> _WHAT THE EXERCISE ASKS_
Report how many lines hold the word "external"; answer with the number alone.

═════ SOURCE MATERIAL ═════

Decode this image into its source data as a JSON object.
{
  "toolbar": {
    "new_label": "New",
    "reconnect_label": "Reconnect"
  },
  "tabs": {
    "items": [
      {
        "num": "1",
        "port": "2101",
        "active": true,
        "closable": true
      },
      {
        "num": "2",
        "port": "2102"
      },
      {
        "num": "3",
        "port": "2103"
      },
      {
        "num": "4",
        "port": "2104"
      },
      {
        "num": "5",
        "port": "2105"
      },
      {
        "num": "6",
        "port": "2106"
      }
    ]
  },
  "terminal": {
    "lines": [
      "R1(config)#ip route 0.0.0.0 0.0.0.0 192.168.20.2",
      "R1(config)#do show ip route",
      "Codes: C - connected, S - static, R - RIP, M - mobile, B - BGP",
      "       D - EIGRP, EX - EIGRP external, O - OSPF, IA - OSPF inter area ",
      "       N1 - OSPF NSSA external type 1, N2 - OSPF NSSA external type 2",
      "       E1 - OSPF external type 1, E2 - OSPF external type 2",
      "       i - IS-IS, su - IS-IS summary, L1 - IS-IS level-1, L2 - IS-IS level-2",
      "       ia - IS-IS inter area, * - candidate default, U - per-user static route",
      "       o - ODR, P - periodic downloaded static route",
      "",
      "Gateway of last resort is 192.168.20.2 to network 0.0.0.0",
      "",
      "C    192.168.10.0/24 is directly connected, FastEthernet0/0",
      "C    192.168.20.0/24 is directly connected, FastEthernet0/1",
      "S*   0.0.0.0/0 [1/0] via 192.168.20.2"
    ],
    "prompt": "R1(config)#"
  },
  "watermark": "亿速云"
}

═════

> _EXERCISE SOLUTION_
3